Your instructions —
Every line holding the string "cancer" should be gathered.

Collected data entries —
....................

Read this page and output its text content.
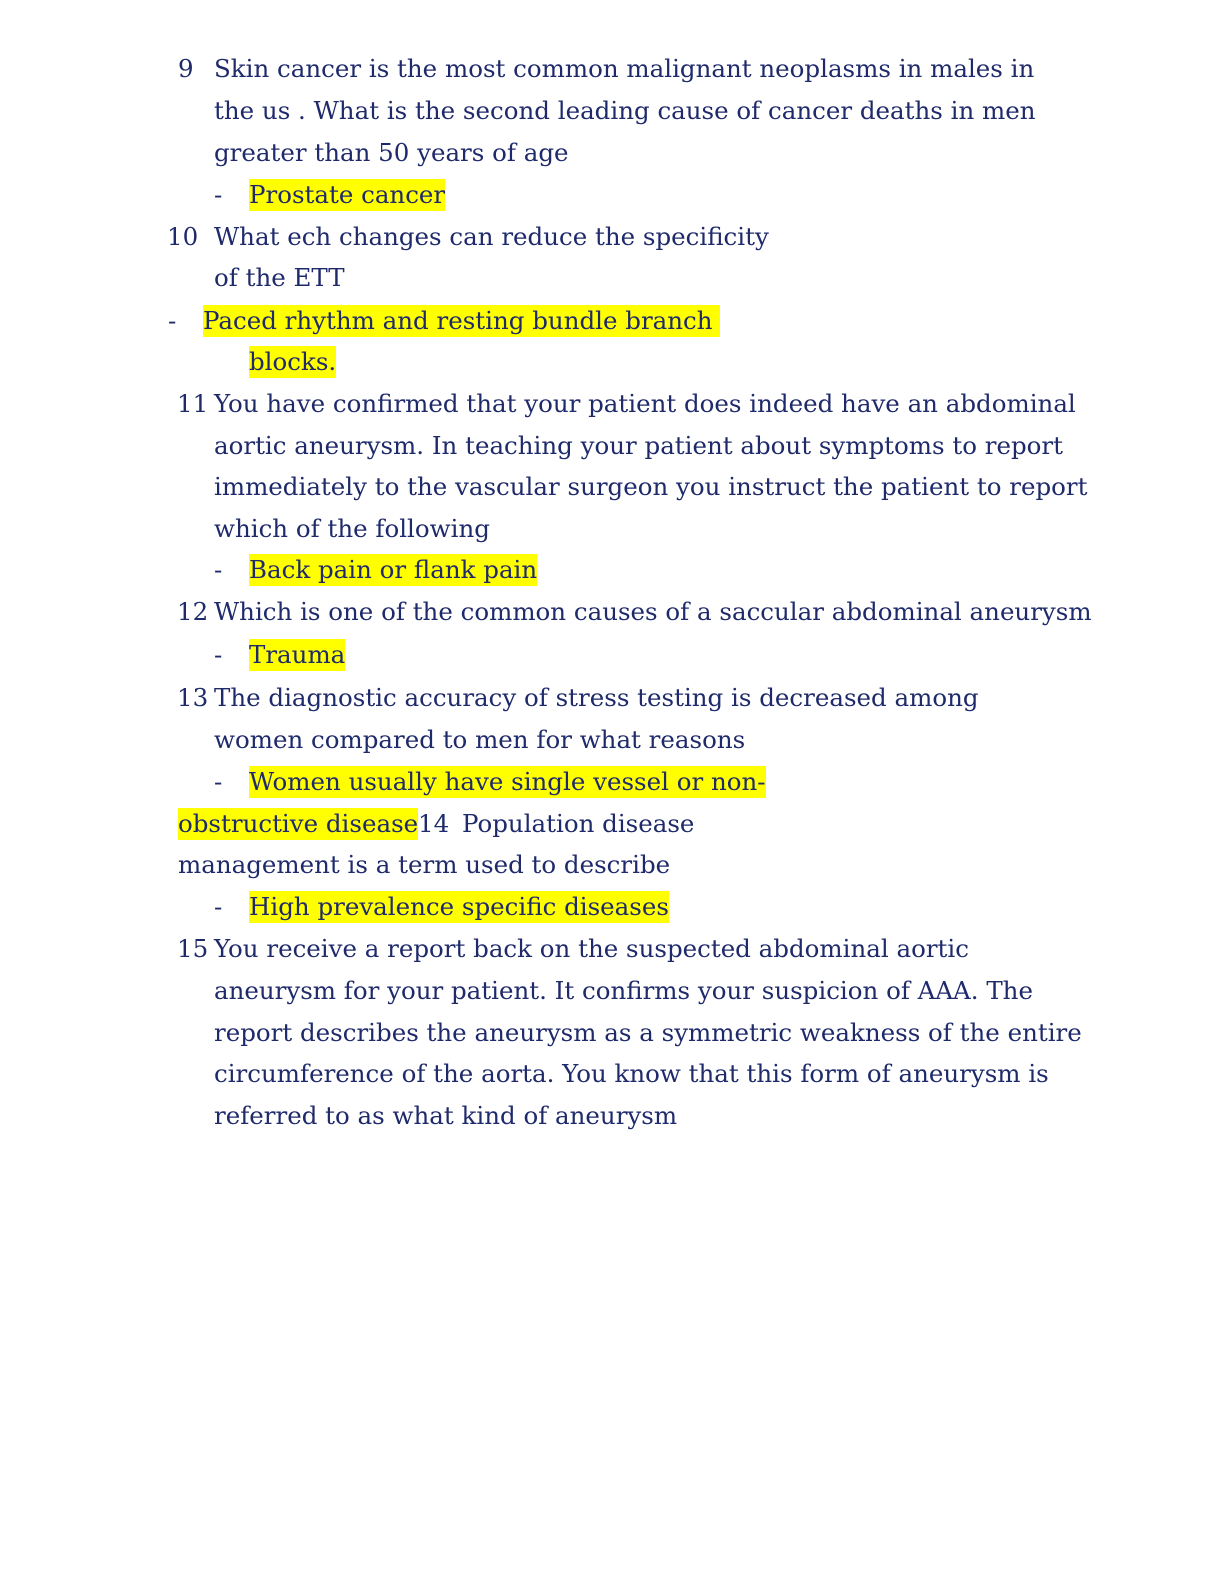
9 Skin cancer is the most common malignant neoplasms in males in
the us . What is the second leading cause of cancer deaths in men
greater than 50 years of age
- Prostate cancer
10 What ech changes can reduce the specificity
of the ETT
- Paced rhythm and resting bundle branch
blocks.
11 You have confirmed that your patient does indeed have an abdominal
aortic aneurysm. In teaching your patient about symptoms to report
immediately to the vascular surgeon you instruct the patient to report
which of the following
- Back pain or flank pain
12 Which is one of the common causes of a saccular abdominal aneurysm
- Trauma
13 The diagnostic accuracy of stress testing is decreased among
women compared to men for what reasons
- Women usually have single vessel or non-
obstructive disease 14 Population disease
management is a term used to describe
- High prevalence specific diseases
15 You receive a report back on the suspected abdominal aortic
aneurysm for your patient. It confirms your suspicion of AAA. The
report describes the aneurysm as a symmetric weakness of the entire
circumference of the aorta. You know that this form of aneurysm is
referred to as what kind of aneurysm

....................

Finished task —
9 Skin cancer is the most common malignant neoplasms in males in
the us . What is the second leading cause of cancer deaths in men
- Prostate cancer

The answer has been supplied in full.